| REQUEST |
Beginning with the line that contains "Parse this screenshot: output", copy each subsequent line of the data below through the last one, including both ends but not the pictures.

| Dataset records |
○ ○ ○ ○ ○
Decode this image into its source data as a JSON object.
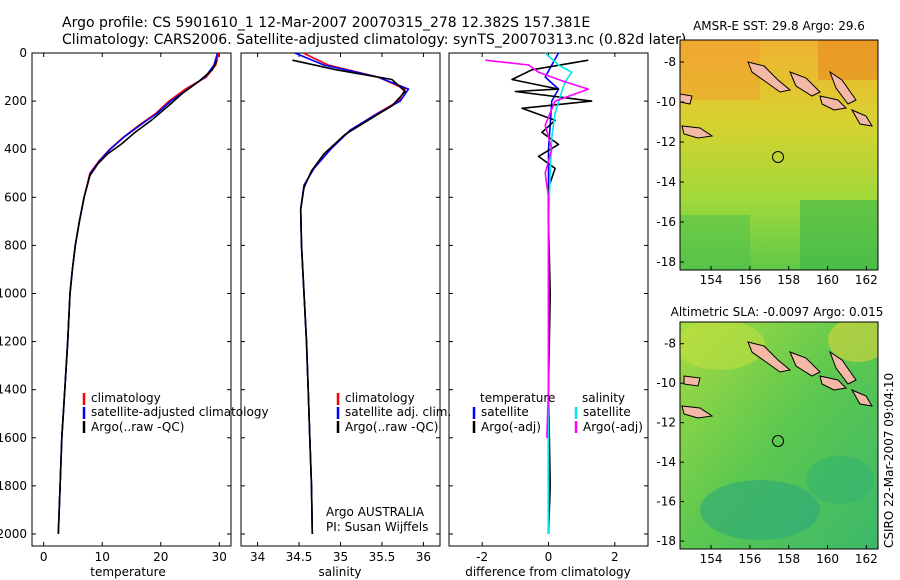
{
  "title": {
    "line1": "Argo profile: CS 5901610_1 12-Mar-2007 20070315_278 12.382S 157.381E",
    "line2": "Climatology: CARS2006. Satellite-adjusted climatology: synTS_20070313.nc (0.82d later)"
  },
  "footer": {
    "program": "Argo AUSTRALIA",
    "pi": "PI: Susan Wijffels",
    "credit": "CSIRO 22-Mar-2007 09:04:10"
  },
  "colors": {
    "climatology": "#ff0000",
    "satellite": "#0000ff",
    "argo": "#000000",
    "salinity_satellite": "#00e5ee",
    "salinity_argo": "#ff00ff",
    "coast": "#f4b8a6",
    "marker": "#000000"
  },
  "chart_data": [
    {
      "id": "temperature",
      "type": "line",
      "xlabel": "temperature",
      "ylabel": "",
      "xlim": [
        -2,
        32
      ],
      "ylim": [
        2050,
        0
      ],
      "xticks": [
        0,
        10,
        20,
        30
      ],
      "yticks": [
        0,
        200,
        400,
        600,
        800,
        1000,
        1200,
        1400,
        1600,
        1800,
        2000
      ],
      "legend": [
        "climatology",
        "satellite-adjusted climatology",
        "Argo(..raw -QC)"
      ],
      "legend_placement": "lower-right",
      "series": [
        {
          "name": "climatology",
          "color": "#ff0000",
          "points": [
            [
              29.9,
              0
            ],
            [
              29.4,
              50
            ],
            [
              27.8,
              100
            ],
            [
              24.2,
              150
            ],
            [
              21.4,
              200
            ],
            [
              19.2,
              250
            ],
            [
              16.3,
              300
            ],
            [
              13.6,
              350
            ],
            [
              11.3,
              400
            ],
            [
              9.4,
              450
            ],
            [
              7.9,
              500
            ],
            [
              6.9,
              600
            ],
            [
              6.1,
              700
            ],
            [
              5.4,
              800
            ],
            [
              4.9,
              900
            ],
            [
              4.5,
              1000
            ],
            [
              4.1,
              1200
            ],
            [
              3.6,
              1400
            ],
            [
              3.1,
              1600
            ],
            [
              2.8,
              1800
            ],
            [
              2.5,
              2000
            ]
          ]
        },
        {
          "name": "satellite-adjusted climatology",
          "color": "#0000ff",
          "points": [
            [
              29.7,
              0
            ],
            [
              29.1,
              50
            ],
            [
              27.6,
              100
            ],
            [
              24.6,
              150
            ],
            [
              21.7,
              200
            ],
            [
              19.4,
              250
            ],
            [
              16.5,
              300
            ],
            [
              13.7,
              350
            ],
            [
              11.4,
              400
            ],
            [
              9.5,
              450
            ],
            [
              8.0,
              500
            ],
            [
              6.9,
              600
            ],
            [
              6.1,
              700
            ],
            [
              5.4,
              800
            ],
            [
              4.9,
              900
            ],
            [
              4.5,
              1000
            ],
            [
              4.1,
              1200
            ],
            [
              3.6,
              1400
            ],
            [
              3.1,
              1600
            ],
            [
              2.8,
              1800
            ],
            [
              2.5,
              2000
            ]
          ]
        },
        {
          "name": "Argo(..raw -QC)",
          "color": "#000000",
          "points": [
            [
              29.6,
              30
            ],
            [
              28.8,
              70
            ],
            [
              26.4,
              120
            ],
            [
              23.6,
              170
            ],
            [
              21.3,
              220
            ],
            [
              18.4,
              280
            ],
            [
              15.6,
              330
            ],
            [
              13.2,
              380
            ],
            [
              10.9,
              420
            ],
            [
              9.3,
              460
            ],
            [
              7.9,
              510
            ],
            [
              6.9,
              600
            ],
            [
              6.1,
              700
            ],
            [
              5.4,
              800
            ],
            [
              4.9,
              900
            ],
            [
              4.5,
              1000
            ],
            [
              4.1,
              1200
            ],
            [
              3.6,
              1400
            ],
            [
              3.1,
              1600
            ],
            [
              2.8,
              1800
            ],
            [
              2.5,
              2000
            ]
          ]
        }
      ]
    },
    {
      "id": "salinity",
      "type": "line",
      "xlabel": "salinity",
      "ylabel": "",
      "xlim": [
        33.8,
        36.2
      ],
      "ylim": [
        2050,
        0
      ],
      "xticks": [
        34,
        34.5,
        35,
        35.5,
        36
      ],
      "legend": [
        "climatology",
        "satellite adj. clim.",
        "Argo(..raw -QC)"
      ],
      "legend_placement": "lower-right",
      "series": [
        {
          "name": "climatology",
          "color": "#ff0000",
          "points": [
            [
              34.55,
              0
            ],
            [
              34.85,
              50
            ],
            [
              35.45,
              100
            ],
            [
              35.78,
              150
            ],
            [
              35.7,
              200
            ],
            [
              35.45,
              250
            ],
            [
              35.12,
              320
            ],
            [
              34.88,
              400
            ],
            [
              34.68,
              480
            ],
            [
              34.56,
              550
            ],
            [
              34.52,
              650
            ],
            [
              34.53,
              800
            ],
            [
              34.56,
              1000
            ],
            [
              34.59,
              1200
            ],
            [
              34.61,
              1400
            ],
            [
              34.63,
              1600
            ],
            [
              34.65,
              1800
            ],
            [
              34.66,
              2000
            ]
          ]
        },
        {
          "name": "satellite adj. clim.",
          "color": "#0000ff",
          "points": [
            [
              34.45,
              0
            ],
            [
              34.8,
              50
            ],
            [
              35.45,
              100
            ],
            [
              35.82,
              150
            ],
            [
              35.72,
              200
            ],
            [
              35.46,
              250
            ],
            [
              35.12,
              320
            ],
            [
              34.88,
              400
            ],
            [
              34.68,
              480
            ],
            [
              34.56,
              550
            ],
            [
              34.52,
              650
            ],
            [
              34.53,
              800
            ],
            [
              34.56,
              1000
            ],
            [
              34.59,
              1200
            ],
            [
              34.61,
              1400
            ],
            [
              34.63,
              1600
            ],
            [
              34.65,
              1800
            ],
            [
              34.66,
              2000
            ]
          ]
        },
        {
          "name": "Argo(..raw -QC)",
          "color": "#000000",
          "points": [
            [
              34.42,
              30
            ],
            [
              34.95,
              70
            ],
            [
              35.62,
              110
            ],
            [
              35.78,
              160
            ],
            [
              35.62,
              220
            ],
            [
              35.38,
              270
            ],
            [
              35.05,
              340
            ],
            [
              34.8,
              420
            ],
            [
              34.65,
              490
            ],
            [
              34.56,
              560
            ],
            [
              34.52,
              650
            ],
            [
              34.53,
              800
            ],
            [
              34.56,
              1000
            ],
            [
              34.59,
              1200
            ],
            [
              34.61,
              1400
            ],
            [
              34.63,
              1600
            ],
            [
              34.65,
              1800
            ],
            [
              34.66,
              2000
            ]
          ]
        }
      ]
    },
    {
      "id": "difference",
      "type": "line",
      "xlabel": "difference from climatology",
      "ylabel": "",
      "xlim": [
        -3,
        3
      ],
      "ylim": [
        2050,
        0
      ],
      "xticks": [
        -2,
        0,
        2
      ],
      "legend_groups": [
        {
          "header": "temperature",
          "entries": [
            "satellite",
            "Argo(-adj)"
          ]
        },
        {
          "header": "salinity",
          "entries": [
            "satellite",
            "Argo(-adj)"
          ]
        }
      ],
      "legend_placement": "lower",
      "series": [
        {
          "name": "temperature satellite",
          "color": "#0000ff",
          "points": [
            [
              0.3,
              0
            ],
            [
              0.1,
              50
            ],
            [
              -0.1,
              100
            ],
            [
              0.3,
              150
            ],
            [
              0.1,
              200
            ],
            [
              0.05,
              300
            ],
            [
              0.0,
              400
            ],
            [
              0.0,
              600
            ],
            [
              0.0,
              1000
            ],
            [
              0.0,
              2000
            ]
          ]
        },
        {
          "name": "temperature Argo(-adj)",
          "color": "#000000",
          "points": [
            [
              1.2,
              30
            ],
            [
              -0.5,
              70
            ],
            [
              -1.1,
              110
            ],
            [
              0.3,
              150
            ],
            [
              -1.0,
              160
            ],
            [
              1.3,
              200
            ],
            [
              -0.8,
              230
            ],
            [
              0.2,
              280
            ],
            [
              -0.2,
              330
            ],
            [
              0.3,
              380
            ],
            [
              -0.3,
              430
            ],
            [
              0.2,
              480
            ],
            [
              0.0,
              560
            ],
            [
              0.0,
              700
            ],
            [
              0.05,
              1000
            ],
            [
              0.0,
              1400
            ],
            [
              0.05,
              1800
            ],
            [
              0.0,
              2000
            ]
          ]
        },
        {
          "name": "salinity satellite",
          "color": "#00e5ee",
          "points": [
            [
              -0.1,
              0
            ],
            [
              0.3,
              50
            ],
            [
              0.7,
              80
            ],
            [
              0.5,
              120
            ],
            [
              0.4,
              160
            ],
            [
              0.2,
              250
            ],
            [
              0.1,
              350
            ],
            [
              0.05,
              500
            ],
            [
              0.0,
              700
            ],
            [
              0.0,
              1000
            ],
            [
              0.0,
              2000
            ]
          ]
        },
        {
          "name": "salinity Argo(-adj)",
          "color": "#ff00ff",
          "points": [
            [
              -1.9,
              30
            ],
            [
              -0.6,
              50
            ],
            [
              -0.3,
              80
            ],
            [
              0.5,
              120
            ],
            [
              1.2,
              150
            ],
            [
              0.2,
              200
            ],
            [
              -0.1,
              300
            ],
            [
              0.1,
              400
            ],
            [
              -0.1,
              500
            ],
            [
              0.0,
              600
            ],
            [
              0.0,
              800
            ],
            [
              0.0,
              1100
            ],
            [
              0.0,
              1400
            ],
            [
              -0.05,
              1600
            ]
          ]
        }
      ]
    },
    {
      "id": "sst_map",
      "type": "heatmap",
      "title": "AMSR-E SST: 29.8 Argo: 29.6",
      "xlim": [
        152.4,
        162.6
      ],
      "ylim": [
        -18.4,
        -6.9
      ],
      "xticks": [
        154,
        156,
        158,
        160,
        162
      ],
      "yticks": [
        -8,
        -10,
        -12,
        -14,
        -16,
        -18
      ],
      "colormap": "green-to-orange (warmer = orange)",
      "marker": {
        "lon": 157.381,
        "lat": -12.382
      }
    },
    {
      "id": "sla_map",
      "type": "heatmap",
      "title": "Altimetric SLA: -0.0097 Argo: 0.015",
      "xlim": [
        152.4,
        162.6
      ],
      "ylim": [
        -18.4,
        -6.9
      ],
      "xticks": [
        154,
        156,
        158,
        160,
        162
      ],
      "yticks": [
        -8,
        -10,
        -12,
        -14,
        -16,
        -18
      ],
      "colormap": "teal-green-to-yellow",
      "marker": {
        "lon": 157.381,
        "lat": -12.382
      }
    }
  ]
}
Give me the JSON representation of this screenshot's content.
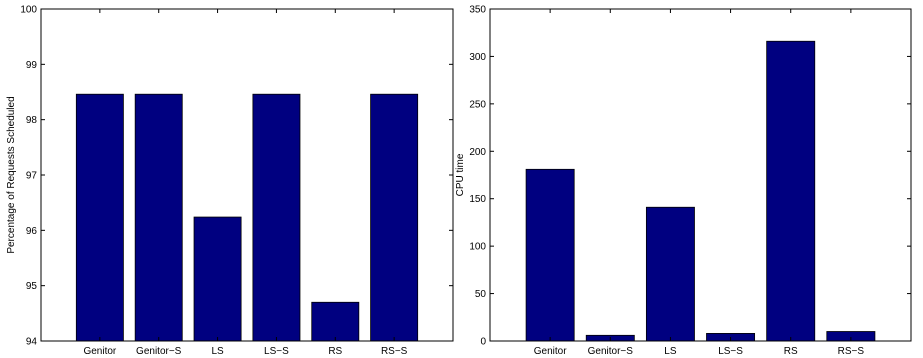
{
  "chart_data": [
    {
      "type": "bar",
      "categories": [
        "Genitor",
        "Genitor−S",
        "LS",
        "LS−S",
        "RS",
        "RS−S"
      ],
      "values": [
        98.46,
        98.46,
        96.24,
        98.46,
        94.7,
        98.46
      ],
      "title": "",
      "xlabel": "",
      "ylabel": "Percentage of Requests Scheduled",
      "ylim": [
        94,
        100
      ],
      "yticks": [
        94,
        95,
        96,
        97,
        98,
        99,
        100
      ],
      "bar_color": "#000080",
      "grid": false
    },
    {
      "type": "bar",
      "categories": [
        "Genitor",
        "Genitor−S",
        "LS",
        "LS−S",
        "RS",
        "RS−S"
      ],
      "values": [
        181,
        6,
        141,
        8,
        316,
        10
      ],
      "title": "",
      "xlabel": "",
      "ylabel": "CPU time",
      "ylim": [
        0,
        350
      ],
      "yticks": [
        0,
        50,
        100,
        150,
        200,
        250,
        300,
        350
      ],
      "bar_color": "#000080",
      "grid": false
    }
  ]
}
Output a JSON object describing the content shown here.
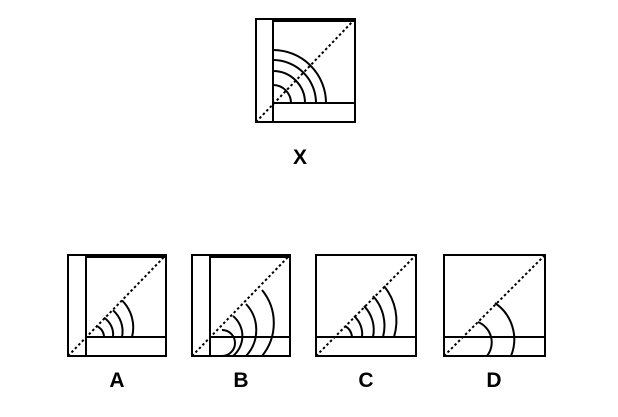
{
  "question": {
    "figure_label": "X"
  },
  "options": [
    {
      "label": "A"
    },
    {
      "label": "B"
    },
    {
      "label": "C"
    },
    {
      "label": "D"
    }
  ],
  "colors": {
    "ink": "#000000",
    "background": "#ffffff"
  }
}
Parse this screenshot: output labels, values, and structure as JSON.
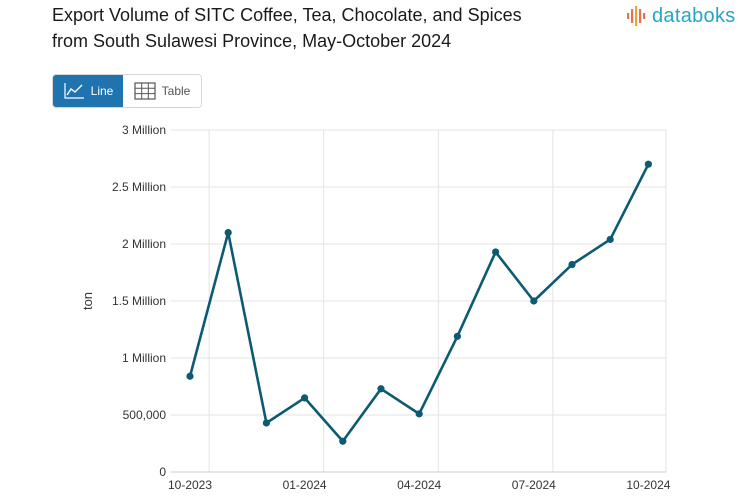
{
  "title": {
    "line1": "Export Volume of SITC Coffee, Tea, Chocolate, and Spices",
    "line2": "from South Sulawesi Province, May-October 2024"
  },
  "brand": {
    "name": "databoks",
    "icon": "databoks-logo-icon",
    "color": "#23a6c7"
  },
  "view_toggle": {
    "line_label": "Line",
    "table_label": "Table",
    "active": "line",
    "active_color": "#1f74b0"
  },
  "chart_data": {
    "type": "line",
    "ylabel": "ton",
    "xlabel": "",
    "ylim": [
      0,
      3000000
    ],
    "y_ticks": [
      {
        "value": 0,
        "label": "0"
      },
      {
        "value": 500000,
        "label": "500,000"
      },
      {
        "value": 1000000,
        "label": "1 Million"
      },
      {
        "value": 1500000,
        "label": "1.5 Million"
      },
      {
        "value": 2000000,
        "label": "2 Million"
      },
      {
        "value": 2500000,
        "label": "2.5 Million"
      },
      {
        "value": 3000000,
        "label": "3 Million"
      }
    ],
    "x": [
      "10-2023",
      "11-2023",
      "12-2023",
      "01-2024",
      "02-2024",
      "03-2024",
      "04-2024",
      "05-2024",
      "06-2024",
      "07-2024",
      "08-2024",
      "09-2024",
      "10-2024"
    ],
    "x_tick_labels": [
      "10-2023",
      "01-2024",
      "04-2024",
      "07-2024",
      "10-2024"
    ],
    "series": [
      {
        "color": "#0d5a73",
        "values": [
          840000,
          2100000,
          430000,
          650000,
          270000,
          730000,
          510000,
          1190000,
          1930000,
          1500000,
          1820000,
          2040000,
          2700000
        ]
      }
    ],
    "grid": true,
    "legend": "none"
  }
}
○ ○ ○ ○ ○
| EXERCISE RESULT |
Parse this screenshot: output labels, values, and structure as JSON.
{
  "title": {
    "line1": "Export Volume of SITC Coffee, Tea, Chocolate, and Spices",
    "line2": "from South Sulawesi Province, May-October 2024"
  },
  "brand": {
    "name": "databoks",
    "icon": "databoks-logo-icon",
    "color": "#23a6c7"
  },
  "view_toggle": {
    "line_label": "Line",
    "table_label": "Table",
    "active": "line",
    "active_color": "#1f74b0"
  },
  "chart_data": {
    "type": "line",
    "ylabel": "ton",
    "xlabel": "",
    "ylim": [
      0,
      3000000
    ],
    "y_ticks": [
      {
        "value": 0,
        "label": "0"
      },
      {
        "value": 500000,
        "label": "500,000"
      },
      {
        "value": 1000000,
        "label": "1 Million"
      },
      {
        "value": 1500000,
        "label": "1.5 Million"
      },
      {
        "value": 2000000,
        "label": "2 Million"
      },
      {
        "value": 2500000,
        "label": "2.5 Million"
      },
      {
        "value": 3000000,
        "label": "3 Million"
      }
    ],
    "x": [
      "10-2023",
      "11-2023",
      "12-2023",
      "01-2024",
      "02-2024",
      "03-2024",
      "04-2024",
      "05-2024",
      "06-2024",
      "07-2024",
      "08-2024",
      "09-2024",
      "10-2024"
    ],
    "x_tick_labels": [
      "10-2023",
      "01-2024",
      "04-2024",
      "07-2024",
      "10-2024"
    ],
    "series": [
      {
        "color": "#0d5a73",
        "values": [
          840000,
          2100000,
          430000,
          650000,
          270000,
          730000,
          510000,
          1190000,
          1930000,
          1500000,
          1820000,
          2040000,
          2700000
        ]
      }
    ],
    "grid": true,
    "legend": "none"
  }
}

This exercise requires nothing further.